Exercise directions | Search the records for "make". Copy every line where it appears.

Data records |
************

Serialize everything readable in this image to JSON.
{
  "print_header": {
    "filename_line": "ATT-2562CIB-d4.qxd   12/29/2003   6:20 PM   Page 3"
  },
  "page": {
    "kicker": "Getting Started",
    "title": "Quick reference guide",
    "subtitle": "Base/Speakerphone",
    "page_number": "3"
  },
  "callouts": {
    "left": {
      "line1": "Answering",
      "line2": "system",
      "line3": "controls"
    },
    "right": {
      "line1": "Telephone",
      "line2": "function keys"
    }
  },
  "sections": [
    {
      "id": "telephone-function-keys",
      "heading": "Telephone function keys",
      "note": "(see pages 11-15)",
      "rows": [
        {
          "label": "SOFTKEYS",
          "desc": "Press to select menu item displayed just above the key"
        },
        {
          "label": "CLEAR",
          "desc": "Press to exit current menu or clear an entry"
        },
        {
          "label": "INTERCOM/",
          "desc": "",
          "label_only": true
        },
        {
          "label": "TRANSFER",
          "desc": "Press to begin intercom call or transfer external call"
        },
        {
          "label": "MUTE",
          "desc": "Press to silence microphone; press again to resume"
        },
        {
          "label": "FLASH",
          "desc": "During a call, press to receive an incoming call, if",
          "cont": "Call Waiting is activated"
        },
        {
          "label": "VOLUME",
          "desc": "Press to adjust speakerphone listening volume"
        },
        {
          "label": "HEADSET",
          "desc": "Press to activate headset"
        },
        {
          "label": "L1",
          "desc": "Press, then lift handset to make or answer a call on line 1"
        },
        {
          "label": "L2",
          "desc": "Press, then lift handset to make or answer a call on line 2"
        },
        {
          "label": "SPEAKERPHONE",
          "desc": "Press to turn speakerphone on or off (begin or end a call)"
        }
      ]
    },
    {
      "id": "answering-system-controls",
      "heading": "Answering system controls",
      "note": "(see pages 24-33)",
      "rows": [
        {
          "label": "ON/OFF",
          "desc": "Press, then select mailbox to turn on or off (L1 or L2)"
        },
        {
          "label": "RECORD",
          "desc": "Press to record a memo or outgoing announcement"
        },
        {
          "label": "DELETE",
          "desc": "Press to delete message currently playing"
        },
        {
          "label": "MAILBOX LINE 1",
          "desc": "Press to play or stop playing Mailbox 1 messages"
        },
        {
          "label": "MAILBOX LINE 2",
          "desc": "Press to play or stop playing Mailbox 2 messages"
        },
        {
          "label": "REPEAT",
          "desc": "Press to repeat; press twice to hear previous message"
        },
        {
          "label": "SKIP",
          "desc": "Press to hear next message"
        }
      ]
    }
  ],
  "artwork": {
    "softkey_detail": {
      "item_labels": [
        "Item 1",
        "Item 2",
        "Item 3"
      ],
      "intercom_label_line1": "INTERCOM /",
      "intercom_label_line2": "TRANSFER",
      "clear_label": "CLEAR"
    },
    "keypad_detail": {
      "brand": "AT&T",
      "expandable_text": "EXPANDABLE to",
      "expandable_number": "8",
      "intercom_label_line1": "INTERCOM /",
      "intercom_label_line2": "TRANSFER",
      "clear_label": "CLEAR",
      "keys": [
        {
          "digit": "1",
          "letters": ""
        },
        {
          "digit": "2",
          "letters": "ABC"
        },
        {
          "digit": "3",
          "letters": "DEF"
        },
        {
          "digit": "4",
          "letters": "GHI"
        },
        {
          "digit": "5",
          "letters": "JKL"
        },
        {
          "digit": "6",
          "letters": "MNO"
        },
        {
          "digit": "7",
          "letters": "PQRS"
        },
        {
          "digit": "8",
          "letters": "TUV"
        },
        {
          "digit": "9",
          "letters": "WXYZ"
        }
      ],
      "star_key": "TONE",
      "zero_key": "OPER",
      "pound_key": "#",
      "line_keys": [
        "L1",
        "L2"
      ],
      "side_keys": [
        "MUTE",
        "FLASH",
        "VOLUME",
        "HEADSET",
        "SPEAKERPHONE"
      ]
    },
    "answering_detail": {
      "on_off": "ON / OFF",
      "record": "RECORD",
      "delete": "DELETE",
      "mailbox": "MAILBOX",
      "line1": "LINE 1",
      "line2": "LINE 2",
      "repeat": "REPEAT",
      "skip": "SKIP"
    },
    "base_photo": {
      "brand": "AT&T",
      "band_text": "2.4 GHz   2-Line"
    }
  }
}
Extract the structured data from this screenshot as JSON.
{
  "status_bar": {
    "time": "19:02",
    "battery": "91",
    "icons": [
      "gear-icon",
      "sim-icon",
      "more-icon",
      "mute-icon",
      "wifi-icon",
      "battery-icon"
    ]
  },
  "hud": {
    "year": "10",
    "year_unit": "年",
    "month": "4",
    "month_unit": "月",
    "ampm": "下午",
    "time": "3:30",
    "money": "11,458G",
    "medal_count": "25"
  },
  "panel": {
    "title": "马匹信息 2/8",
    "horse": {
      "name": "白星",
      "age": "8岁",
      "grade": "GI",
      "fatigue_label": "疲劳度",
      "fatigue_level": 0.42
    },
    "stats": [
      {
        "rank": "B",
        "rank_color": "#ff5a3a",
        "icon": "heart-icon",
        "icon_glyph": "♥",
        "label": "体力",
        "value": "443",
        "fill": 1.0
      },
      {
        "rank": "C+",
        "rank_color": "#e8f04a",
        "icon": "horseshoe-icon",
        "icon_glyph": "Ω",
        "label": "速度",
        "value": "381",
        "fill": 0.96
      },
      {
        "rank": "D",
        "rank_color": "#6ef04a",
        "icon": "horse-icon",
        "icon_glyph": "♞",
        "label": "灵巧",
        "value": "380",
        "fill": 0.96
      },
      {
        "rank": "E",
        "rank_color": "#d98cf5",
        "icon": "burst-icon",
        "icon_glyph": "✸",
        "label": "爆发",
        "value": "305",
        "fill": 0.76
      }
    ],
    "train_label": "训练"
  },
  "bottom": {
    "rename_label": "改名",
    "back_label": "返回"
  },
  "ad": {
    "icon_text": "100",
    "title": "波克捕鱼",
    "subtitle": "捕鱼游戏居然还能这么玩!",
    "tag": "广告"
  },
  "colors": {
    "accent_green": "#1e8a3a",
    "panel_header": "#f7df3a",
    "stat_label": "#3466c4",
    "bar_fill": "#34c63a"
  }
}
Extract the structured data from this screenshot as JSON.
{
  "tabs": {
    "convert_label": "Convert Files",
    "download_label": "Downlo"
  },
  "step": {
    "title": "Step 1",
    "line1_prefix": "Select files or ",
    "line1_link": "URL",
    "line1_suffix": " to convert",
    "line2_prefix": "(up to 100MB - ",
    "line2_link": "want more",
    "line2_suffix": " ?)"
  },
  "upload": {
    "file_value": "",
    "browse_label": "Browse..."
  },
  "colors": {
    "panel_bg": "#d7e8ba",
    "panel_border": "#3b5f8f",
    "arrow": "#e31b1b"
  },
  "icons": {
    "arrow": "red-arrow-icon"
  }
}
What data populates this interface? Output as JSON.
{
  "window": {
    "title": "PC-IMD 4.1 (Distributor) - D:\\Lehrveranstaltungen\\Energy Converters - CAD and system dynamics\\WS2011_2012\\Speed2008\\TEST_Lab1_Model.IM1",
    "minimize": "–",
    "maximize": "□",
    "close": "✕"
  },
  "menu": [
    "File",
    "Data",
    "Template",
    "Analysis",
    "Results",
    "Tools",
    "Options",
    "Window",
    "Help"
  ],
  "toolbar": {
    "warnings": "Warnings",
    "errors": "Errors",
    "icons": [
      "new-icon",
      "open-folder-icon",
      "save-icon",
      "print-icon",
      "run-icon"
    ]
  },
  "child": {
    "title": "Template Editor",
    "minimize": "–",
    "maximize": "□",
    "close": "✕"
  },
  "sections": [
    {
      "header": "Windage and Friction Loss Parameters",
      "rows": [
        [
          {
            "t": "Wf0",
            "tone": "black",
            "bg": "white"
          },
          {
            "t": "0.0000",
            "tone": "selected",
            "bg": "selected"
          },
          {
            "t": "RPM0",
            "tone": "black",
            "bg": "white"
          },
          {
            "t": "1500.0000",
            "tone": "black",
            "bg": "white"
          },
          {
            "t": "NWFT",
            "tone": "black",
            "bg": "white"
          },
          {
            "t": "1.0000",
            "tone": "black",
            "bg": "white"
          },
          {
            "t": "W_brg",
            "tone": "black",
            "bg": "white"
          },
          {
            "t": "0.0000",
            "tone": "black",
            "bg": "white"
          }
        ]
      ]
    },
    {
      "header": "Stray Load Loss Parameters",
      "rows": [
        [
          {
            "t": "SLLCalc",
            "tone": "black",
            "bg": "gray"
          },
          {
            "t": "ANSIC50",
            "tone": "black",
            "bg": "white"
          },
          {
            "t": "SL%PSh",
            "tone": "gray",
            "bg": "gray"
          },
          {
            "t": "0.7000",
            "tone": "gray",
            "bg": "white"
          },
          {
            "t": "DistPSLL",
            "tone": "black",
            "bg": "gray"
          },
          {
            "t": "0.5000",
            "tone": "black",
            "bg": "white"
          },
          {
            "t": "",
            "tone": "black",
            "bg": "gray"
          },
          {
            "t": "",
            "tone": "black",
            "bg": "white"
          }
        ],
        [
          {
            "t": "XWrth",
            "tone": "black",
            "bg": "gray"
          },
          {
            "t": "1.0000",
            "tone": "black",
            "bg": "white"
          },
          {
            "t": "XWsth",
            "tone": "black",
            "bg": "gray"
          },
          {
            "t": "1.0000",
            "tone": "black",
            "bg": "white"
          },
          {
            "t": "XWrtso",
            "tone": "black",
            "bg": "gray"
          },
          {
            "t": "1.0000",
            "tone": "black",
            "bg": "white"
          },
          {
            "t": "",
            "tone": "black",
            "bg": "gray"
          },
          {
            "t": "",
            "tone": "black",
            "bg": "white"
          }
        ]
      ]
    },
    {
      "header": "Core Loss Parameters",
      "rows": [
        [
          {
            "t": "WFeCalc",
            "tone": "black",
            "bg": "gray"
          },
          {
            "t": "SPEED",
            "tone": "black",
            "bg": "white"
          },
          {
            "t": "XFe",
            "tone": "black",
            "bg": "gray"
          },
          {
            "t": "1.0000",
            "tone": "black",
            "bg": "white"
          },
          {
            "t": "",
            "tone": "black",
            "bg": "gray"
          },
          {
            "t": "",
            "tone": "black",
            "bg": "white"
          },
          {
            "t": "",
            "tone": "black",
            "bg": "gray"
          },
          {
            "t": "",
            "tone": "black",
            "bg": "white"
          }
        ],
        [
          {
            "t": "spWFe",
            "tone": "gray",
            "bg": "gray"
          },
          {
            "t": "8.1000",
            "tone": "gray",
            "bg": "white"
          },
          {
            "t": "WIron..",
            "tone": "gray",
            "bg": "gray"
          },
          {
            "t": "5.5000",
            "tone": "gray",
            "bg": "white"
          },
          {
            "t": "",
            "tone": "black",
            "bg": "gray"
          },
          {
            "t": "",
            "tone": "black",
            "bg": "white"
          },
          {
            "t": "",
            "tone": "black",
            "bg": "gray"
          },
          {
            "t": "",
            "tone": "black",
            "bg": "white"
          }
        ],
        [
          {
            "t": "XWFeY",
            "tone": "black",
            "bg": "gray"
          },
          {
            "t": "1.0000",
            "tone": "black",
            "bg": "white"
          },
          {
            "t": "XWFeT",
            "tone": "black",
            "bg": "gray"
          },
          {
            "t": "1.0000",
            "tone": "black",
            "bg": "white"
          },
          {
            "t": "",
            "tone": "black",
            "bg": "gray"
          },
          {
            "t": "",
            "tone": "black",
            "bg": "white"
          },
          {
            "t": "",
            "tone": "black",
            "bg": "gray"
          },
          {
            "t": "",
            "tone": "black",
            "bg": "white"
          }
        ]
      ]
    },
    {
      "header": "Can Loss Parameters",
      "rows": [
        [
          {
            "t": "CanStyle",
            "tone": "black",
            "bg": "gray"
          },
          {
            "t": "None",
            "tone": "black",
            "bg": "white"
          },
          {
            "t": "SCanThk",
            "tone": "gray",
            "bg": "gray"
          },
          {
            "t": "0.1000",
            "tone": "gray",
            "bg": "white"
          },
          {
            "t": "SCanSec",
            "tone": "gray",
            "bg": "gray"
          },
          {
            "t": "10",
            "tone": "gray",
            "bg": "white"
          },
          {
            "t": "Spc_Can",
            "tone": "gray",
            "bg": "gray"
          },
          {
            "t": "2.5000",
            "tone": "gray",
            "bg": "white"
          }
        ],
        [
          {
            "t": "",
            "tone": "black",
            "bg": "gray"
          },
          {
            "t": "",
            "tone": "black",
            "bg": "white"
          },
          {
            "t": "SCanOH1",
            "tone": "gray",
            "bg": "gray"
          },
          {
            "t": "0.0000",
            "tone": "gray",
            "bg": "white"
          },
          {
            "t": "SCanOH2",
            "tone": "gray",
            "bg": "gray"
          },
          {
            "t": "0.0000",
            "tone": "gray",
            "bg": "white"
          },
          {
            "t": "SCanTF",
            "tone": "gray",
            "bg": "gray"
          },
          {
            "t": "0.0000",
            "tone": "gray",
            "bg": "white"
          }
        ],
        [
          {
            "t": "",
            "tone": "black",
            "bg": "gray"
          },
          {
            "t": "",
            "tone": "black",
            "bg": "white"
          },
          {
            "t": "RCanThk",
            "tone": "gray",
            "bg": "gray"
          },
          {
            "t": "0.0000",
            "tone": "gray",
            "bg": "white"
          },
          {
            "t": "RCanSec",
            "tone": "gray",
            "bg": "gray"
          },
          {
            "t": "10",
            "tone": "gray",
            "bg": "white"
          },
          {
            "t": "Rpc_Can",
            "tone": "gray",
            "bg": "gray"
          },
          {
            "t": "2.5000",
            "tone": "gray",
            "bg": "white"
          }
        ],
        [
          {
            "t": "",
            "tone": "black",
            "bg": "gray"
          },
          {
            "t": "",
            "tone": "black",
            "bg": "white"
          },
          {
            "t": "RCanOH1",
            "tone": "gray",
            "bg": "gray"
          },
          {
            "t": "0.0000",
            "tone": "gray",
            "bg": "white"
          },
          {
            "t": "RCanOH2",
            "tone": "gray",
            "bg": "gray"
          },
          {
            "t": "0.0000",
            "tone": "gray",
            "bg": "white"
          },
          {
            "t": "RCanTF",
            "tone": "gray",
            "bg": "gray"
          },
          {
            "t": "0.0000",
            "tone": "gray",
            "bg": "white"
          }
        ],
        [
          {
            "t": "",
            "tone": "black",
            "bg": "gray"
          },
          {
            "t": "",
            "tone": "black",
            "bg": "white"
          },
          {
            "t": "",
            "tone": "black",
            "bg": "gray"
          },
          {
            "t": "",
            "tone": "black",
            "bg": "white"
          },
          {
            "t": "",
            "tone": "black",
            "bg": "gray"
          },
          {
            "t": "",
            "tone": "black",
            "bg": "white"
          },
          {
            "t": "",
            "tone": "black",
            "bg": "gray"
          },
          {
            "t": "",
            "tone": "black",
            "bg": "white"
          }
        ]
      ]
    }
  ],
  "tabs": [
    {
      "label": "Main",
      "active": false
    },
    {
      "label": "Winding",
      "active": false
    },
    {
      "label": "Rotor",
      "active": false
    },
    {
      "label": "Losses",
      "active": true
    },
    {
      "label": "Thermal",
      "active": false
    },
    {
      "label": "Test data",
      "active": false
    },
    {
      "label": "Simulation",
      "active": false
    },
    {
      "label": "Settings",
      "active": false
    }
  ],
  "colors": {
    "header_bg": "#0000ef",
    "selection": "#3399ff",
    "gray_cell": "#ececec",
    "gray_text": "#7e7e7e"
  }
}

************

Exercise solution |
          "desc": "Press, then lift handset to make or answer a call on line 1"
          "desc": "Press, then lift handset to make or answer a call on line 2"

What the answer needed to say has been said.